**Data listing:**
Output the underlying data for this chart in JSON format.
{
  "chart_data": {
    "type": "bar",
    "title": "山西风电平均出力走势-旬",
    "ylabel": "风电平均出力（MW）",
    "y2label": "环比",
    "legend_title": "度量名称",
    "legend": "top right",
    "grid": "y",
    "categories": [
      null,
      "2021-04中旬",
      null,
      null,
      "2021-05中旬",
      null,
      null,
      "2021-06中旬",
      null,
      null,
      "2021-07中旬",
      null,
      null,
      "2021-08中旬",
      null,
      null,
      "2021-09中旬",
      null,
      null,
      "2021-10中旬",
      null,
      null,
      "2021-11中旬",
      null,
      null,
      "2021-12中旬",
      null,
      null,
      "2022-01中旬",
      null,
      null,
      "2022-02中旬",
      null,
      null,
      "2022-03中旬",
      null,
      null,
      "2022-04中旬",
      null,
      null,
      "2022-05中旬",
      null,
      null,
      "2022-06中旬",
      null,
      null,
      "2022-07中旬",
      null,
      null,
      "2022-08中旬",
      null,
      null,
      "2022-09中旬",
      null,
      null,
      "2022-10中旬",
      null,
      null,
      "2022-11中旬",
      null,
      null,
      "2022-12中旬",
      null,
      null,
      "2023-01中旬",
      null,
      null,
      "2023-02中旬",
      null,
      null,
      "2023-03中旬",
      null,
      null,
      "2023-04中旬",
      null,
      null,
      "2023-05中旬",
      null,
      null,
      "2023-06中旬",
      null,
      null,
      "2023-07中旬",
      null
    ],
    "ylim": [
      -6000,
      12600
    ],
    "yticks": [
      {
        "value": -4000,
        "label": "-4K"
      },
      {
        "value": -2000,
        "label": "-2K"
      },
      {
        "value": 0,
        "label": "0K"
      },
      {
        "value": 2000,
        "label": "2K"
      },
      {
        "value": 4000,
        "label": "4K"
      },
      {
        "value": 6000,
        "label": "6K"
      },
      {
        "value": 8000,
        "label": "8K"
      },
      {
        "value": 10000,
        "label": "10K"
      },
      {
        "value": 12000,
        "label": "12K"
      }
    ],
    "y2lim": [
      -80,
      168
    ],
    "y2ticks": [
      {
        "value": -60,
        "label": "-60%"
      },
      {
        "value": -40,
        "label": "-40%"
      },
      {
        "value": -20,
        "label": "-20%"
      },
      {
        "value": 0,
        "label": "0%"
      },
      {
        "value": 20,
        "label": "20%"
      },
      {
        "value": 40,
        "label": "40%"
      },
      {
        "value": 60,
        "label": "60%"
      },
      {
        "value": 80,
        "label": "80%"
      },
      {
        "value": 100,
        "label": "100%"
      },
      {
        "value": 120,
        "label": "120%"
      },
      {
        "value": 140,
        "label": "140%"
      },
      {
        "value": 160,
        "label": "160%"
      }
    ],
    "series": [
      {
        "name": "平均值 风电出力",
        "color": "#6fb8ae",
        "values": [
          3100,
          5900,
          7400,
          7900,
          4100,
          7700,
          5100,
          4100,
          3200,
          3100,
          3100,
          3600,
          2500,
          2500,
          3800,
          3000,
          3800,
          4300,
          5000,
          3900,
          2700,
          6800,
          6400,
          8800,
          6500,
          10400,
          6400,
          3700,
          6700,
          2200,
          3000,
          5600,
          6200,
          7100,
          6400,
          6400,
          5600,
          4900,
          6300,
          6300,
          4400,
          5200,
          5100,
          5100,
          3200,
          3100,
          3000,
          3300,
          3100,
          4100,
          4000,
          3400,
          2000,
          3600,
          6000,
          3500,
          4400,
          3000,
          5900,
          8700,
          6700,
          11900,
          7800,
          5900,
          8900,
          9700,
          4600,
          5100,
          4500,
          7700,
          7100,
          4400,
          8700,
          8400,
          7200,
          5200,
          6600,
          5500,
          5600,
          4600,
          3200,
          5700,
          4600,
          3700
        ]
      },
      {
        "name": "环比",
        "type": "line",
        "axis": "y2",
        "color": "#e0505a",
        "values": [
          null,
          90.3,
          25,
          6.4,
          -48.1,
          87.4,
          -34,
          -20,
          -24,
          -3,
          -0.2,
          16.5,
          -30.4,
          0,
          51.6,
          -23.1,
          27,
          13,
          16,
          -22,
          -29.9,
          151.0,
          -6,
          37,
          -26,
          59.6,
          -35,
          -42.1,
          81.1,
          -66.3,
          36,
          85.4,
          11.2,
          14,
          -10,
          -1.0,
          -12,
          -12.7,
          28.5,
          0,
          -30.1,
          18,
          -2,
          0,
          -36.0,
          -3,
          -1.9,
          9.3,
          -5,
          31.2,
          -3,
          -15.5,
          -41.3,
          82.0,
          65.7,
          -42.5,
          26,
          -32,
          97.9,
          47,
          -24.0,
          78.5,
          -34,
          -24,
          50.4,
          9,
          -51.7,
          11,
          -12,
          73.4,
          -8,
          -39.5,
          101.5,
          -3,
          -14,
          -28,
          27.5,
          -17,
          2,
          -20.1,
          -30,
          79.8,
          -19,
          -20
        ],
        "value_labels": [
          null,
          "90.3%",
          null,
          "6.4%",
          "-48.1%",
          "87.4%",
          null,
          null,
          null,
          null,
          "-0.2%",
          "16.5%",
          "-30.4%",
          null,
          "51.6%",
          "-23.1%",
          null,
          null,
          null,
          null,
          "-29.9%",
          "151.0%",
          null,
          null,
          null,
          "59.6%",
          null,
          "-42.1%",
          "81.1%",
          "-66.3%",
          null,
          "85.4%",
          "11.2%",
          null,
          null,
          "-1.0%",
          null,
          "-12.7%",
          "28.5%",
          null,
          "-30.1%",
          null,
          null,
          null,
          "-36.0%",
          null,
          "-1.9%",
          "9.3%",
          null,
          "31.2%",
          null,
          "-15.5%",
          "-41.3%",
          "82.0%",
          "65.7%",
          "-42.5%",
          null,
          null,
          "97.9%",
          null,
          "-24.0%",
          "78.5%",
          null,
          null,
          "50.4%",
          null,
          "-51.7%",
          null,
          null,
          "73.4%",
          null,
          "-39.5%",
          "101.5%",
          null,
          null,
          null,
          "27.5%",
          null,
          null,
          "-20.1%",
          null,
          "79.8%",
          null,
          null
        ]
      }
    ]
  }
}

**Exercise instructions:**
Each record must be repeated exactly as it is.

**The reply:**
Output the underlying data for this chart in JSON format.
{
  "chart_data": {
    "type": "bar",
    "title": "山西风电平均出力走势-旬",
    "ylabel": "风电平均出力（MW）",
    "y2label": "环比",
    "legend_title": "度量名称",
    "legend": "top right",
    "grid": "y",
    "categories": [
      null,
      "2021-04中旬",
      null,
      null,
      "2021-05中旬",
      null,
      null,
      "2021-06中旬",
      null,
      null,
      "2021-07中旬",
      null,
      null,
      "2021-08中旬",
      null,
      null,
      "2021-09中旬",
      null,
      null,
      "2021-10中旬",
      null,
      null,
      "2021-11中旬",
      null,
      null,
      "2021-12中旬",
      null,
      null,
      "2022-01中旬",
      null,
      null,
      "2022-02中旬",
      null,
      null,
      "2022-03中旬",
      null,
      null,
      "2022-04中旬",
      null,
      null,
      "2022-05中旬",
      null,
      null,
      "2022-06中旬",
      null,
      null,
      "2022-07中旬",
      null,
      null,
      "2022-08中旬",
      null,
      null,
      "2022-09中旬",
      null,
      null,
      "2022-10中旬",
      null,
      null,
      "2022-11中旬",
      null,
      null,
      "2022-12中旬",
      null,
      null,
      "2023-01中旬",
      null,
      null,
      "2023-02中旬",
      null,
      null,
      "2023-03中旬",
      null,
      null,
      "2023-04中旬",
      null,
      null,
      "2023-05中旬",
      null,
      null,
      "2023-06中旬",
      null,
      null,
      "2023-07中旬",
      null
    ],
    "ylim": [
      -6000,
      12600
    ],
    "yticks": [
      {
        "value": -4000,
        "label": "-4K"
      },
      {
        "value": -2000,
        "label": "-2K"
      },
      {
        "value": 0,
        "label": "0K"
      },
      {
        "value": 2000,
        "label": "2K"
      },
      {
        "value": 4000,
        "label": "4K"
      },
      {
        "value": 6000,
        "label": "6K"
      },
      {
        "value": 8000,
        "label": "8K"
      },
      {
        "value": 10000,
        "label": "10K"
      },
      {
        "value": 12000,
        "label": "12K"
      }
    ],
    "y2lim": [
      -80,
      168
    ],
    "y2ticks": [
      {
        "value": -60,
        "label": "-60%"
      },
      {
        "value": -40,
        "label": "-40%"
      },
      {
        "value": -20,
        "label": "-20%"
      },
      {
        "value": 0,
        "label": "0%"
      },
      {
        "value": 20,
        "label": "20%"
      },
      {
        "value": 40,
        "label": "40%"
      },
      {
        "value": 60,
        "label": "60%"
      },
      {
        "value": 80,
        "label": "80%"
      },
      {
        "value": 100,
        "label": "100%"
      },
      {
        "value": 120,
        "label": "120%"
      },
      {
        "value": 140,
        "label": "140%"
      },
      {
        "value": 160,
        "label": "160%"
      }
    ],
    "series": [
      {
        "name": "平均值 风电出力",
        "color": "#6fb8ae",
        "values": [
          3100,
          5900,
          7400,
          7900,
          4100,
          7700,
          5100,
          4100,
          3200,
          3100,
          3100,
          3600,
          2500,
          2500,
          3800,
          3000,
          3800,
          4300,
          5000,
          3900,
          2700,
          6800,
          6400,
          8800,
          6500,
          10400,
          6400,
          3700,
          6700,
          2200,
          3000,
          5600,
          6200,
          7100,
          6400,
          6400,
          5600,
          4900,
          6300,
          6300,
          4400,
          5200,
          5100,
          5100,
          3200,
          3100,
          3000,
          3300,
          3100,
          4100,
          4000,
          3400,
          2000,
          3600,
          6000,
          3500,
          4400,
          3000,
          5900,
          8700,
          6700,
          11900,
          7800,
          5900,
          8900,
          9700,
          4600,
          5100,
          4500,
          7700,
          7100,
          4400,
          8700,
          8400,
          7200,
          5200,
          6600,
          5500,
          5600,
          4600,
          3200,
          5700,
          4600,
          3700
        ]
      },
      {
        "name": "环比",
        "type": "line",
        "axis": "y2",
        "color": "#e0505a",
        "values": [
          null,
          90.3,
          25,
          6.4,
          -48.1,
          87.4,
          -34,
          -20,
          -24,
          -3,
          -0.2,
          16.5,
          -30.4,
          0,
          51.6,
          -23.1,
          27,
          13,
          16,
          -22,
          -29.9,
          151.0,
          -6,
          37,
          -26,
          59.6,
          -35,
          -42.1,
          81.1,
          -66.3,
          36,
          85.4,
          11.2,
          14,
          -10,
          -1.0,
          -12,
          -12.7,
          28.5,
          0,
          -30.1,
          18,
          -2,
          0,
          -36.0,
          -3,
          -1.9,
          9.3,
          -5,
          31.2,
          -3,
          -15.5,
          -41.3,
          82.0,
          65.7,
          -42.5,
          26,
          -32,
          97.9,
          47,
          -24.0,
          78.5,
          -34,
          -24,
          50.4,
          9,
          -51.7,
          11,
          -12,
          73.4,
          -8,
          -39.5,
          101.5,
          -3,
          -14,
          -28,
          27.5,
          -17,
          2,
          -20.1,
          -30,
          79.8,
          -19,
          -20
        ],
        "value_labels": [
          null,
          "90.3%",
          null,
          "6.4%",
          "-48.1%",
          "87.4%",
          null,
          null,
          null,
          null,
          "-0.2%",
          "16.5%",
          "-30.4%",
          null,
          "51.6%",
          "-23.1%",
          null,
          null,
          null,
          null,
          "-29.9%",
          "151.0%",
          null,
          null,
          null,
          "59.6%",
          null,
          "-42.1%",
          "81.1%",
          "-66.3%",
          null,
          "85.4%",
          "11.2%",
          null,
          null,
          "-1.0%",
          null,
          "-12.7%",
          "28.5%",
          null,
          "-30.1%",
          null,
          null,
          null,
          "-36.0%",
          null,
          "-1.9%",
          "9.3%",
          null,
          "31.2%",
          null,
          "-15.5%",
          "-41.3%",
          "82.0%",
          "65.7%",
          "-42.5%",
          null,
          null,
          "97.9%",
          null,
          "-24.0%",
          "78.5%",
          null,
          null,
          "50.4%",
          null,
          "-51.7%",
          null,
          null,
          "73.4%",
          null,
          "-39.5%",
          "101.5%",
          null,
          null,
          null,
          "27.5%",
          null,
          null,
          "-20.1%",
          null,
          "79.8%",
          null,
          null
        ]
      }
    ]
  }
}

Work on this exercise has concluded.